*ENTRIES:*
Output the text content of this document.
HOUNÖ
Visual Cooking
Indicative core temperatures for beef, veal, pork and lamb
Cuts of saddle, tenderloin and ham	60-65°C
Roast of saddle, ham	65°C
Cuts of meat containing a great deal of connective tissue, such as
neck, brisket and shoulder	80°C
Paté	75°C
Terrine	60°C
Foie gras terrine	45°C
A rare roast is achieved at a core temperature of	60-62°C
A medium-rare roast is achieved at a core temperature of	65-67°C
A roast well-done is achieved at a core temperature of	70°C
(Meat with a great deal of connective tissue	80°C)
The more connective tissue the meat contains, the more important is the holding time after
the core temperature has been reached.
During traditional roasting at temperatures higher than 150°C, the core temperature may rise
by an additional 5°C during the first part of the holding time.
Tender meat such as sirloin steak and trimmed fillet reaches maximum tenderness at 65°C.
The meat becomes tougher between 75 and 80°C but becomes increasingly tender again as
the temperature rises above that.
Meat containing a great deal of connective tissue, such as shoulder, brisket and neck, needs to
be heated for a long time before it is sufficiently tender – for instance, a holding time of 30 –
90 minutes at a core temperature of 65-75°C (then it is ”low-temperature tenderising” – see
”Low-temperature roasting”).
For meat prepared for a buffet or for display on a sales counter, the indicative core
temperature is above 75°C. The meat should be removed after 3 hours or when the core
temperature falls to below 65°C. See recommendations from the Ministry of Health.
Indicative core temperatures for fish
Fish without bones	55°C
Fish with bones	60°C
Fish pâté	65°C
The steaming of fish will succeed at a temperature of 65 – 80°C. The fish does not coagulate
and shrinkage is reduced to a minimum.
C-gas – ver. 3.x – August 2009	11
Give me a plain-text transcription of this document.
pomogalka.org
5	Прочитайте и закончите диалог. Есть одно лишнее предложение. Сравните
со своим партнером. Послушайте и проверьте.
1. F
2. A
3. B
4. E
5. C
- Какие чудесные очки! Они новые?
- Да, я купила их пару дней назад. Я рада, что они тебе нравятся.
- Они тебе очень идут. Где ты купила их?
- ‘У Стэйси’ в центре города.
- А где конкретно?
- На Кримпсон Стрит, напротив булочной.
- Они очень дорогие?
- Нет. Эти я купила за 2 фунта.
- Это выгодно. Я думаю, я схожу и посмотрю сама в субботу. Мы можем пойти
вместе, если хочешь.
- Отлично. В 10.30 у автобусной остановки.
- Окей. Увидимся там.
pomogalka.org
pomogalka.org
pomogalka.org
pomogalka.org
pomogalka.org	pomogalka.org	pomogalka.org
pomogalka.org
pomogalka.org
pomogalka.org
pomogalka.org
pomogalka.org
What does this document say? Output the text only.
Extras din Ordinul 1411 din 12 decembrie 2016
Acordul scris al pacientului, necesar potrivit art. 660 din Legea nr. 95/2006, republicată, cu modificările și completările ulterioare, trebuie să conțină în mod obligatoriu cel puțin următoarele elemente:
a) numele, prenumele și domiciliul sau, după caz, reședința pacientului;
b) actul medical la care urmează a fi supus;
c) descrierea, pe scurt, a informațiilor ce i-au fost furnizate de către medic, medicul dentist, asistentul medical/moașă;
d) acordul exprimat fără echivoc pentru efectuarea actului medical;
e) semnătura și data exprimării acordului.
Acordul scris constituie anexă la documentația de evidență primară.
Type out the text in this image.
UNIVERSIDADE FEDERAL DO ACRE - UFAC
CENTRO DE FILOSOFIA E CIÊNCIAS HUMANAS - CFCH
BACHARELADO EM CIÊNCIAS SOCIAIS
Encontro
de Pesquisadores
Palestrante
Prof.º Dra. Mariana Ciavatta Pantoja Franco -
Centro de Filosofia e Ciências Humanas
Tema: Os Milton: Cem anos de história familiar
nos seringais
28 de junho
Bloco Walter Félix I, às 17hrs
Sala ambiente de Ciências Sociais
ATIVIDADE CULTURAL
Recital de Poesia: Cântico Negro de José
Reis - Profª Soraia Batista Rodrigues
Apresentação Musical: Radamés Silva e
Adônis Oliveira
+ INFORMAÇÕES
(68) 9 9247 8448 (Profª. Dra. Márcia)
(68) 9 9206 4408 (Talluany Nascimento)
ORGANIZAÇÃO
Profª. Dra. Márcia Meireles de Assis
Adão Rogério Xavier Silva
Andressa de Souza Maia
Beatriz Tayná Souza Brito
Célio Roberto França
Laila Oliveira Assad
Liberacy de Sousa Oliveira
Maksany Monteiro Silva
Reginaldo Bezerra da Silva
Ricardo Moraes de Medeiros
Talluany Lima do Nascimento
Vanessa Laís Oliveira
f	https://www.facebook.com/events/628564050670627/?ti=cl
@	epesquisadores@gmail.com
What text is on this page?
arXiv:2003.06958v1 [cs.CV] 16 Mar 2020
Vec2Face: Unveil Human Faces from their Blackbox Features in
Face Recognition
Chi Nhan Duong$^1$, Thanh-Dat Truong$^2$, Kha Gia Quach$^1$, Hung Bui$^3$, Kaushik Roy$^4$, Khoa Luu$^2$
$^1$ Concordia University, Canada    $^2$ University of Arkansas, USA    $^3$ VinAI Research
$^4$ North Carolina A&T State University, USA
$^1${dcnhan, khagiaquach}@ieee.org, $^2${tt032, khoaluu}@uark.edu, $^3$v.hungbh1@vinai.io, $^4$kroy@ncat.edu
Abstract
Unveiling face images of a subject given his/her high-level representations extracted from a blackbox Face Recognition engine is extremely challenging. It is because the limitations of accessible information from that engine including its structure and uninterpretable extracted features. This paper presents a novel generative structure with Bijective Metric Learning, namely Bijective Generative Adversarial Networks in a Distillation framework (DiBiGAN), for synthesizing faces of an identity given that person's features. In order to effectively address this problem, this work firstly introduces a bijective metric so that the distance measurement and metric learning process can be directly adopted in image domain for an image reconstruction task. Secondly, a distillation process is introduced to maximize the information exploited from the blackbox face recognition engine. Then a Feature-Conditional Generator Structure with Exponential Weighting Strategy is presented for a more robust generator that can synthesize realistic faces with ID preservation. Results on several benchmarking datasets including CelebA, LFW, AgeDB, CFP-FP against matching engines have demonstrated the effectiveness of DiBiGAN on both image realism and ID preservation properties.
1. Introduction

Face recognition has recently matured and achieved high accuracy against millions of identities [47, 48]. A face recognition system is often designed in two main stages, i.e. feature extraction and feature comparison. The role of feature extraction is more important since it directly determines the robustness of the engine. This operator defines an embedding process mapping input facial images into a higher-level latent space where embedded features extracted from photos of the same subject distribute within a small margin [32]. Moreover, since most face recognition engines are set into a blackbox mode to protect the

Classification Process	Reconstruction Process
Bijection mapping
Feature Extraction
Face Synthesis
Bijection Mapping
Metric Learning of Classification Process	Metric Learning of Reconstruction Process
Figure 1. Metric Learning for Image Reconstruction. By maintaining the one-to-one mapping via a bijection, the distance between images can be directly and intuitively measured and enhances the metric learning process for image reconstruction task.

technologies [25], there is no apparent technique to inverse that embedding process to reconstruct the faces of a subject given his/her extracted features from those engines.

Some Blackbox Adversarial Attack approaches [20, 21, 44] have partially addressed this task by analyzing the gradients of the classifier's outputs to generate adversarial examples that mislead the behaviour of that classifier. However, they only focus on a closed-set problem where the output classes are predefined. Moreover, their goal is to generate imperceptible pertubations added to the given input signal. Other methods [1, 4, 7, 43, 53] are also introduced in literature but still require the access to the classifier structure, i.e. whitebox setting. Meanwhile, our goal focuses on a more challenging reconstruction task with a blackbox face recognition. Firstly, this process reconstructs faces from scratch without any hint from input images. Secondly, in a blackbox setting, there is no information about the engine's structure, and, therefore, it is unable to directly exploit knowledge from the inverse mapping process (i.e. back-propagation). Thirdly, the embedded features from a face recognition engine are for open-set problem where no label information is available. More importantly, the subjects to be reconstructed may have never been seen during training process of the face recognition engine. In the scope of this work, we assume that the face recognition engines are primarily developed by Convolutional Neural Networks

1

*WORK INSTRUCTIONS:* Take every line above carrying "Márcia" and return it.

*ANSWER TO THIS TASK:*
(68) 9 9247 8448 (Profª. Dra. Márcia)
Profª. Dra. Márcia Meireles de Assis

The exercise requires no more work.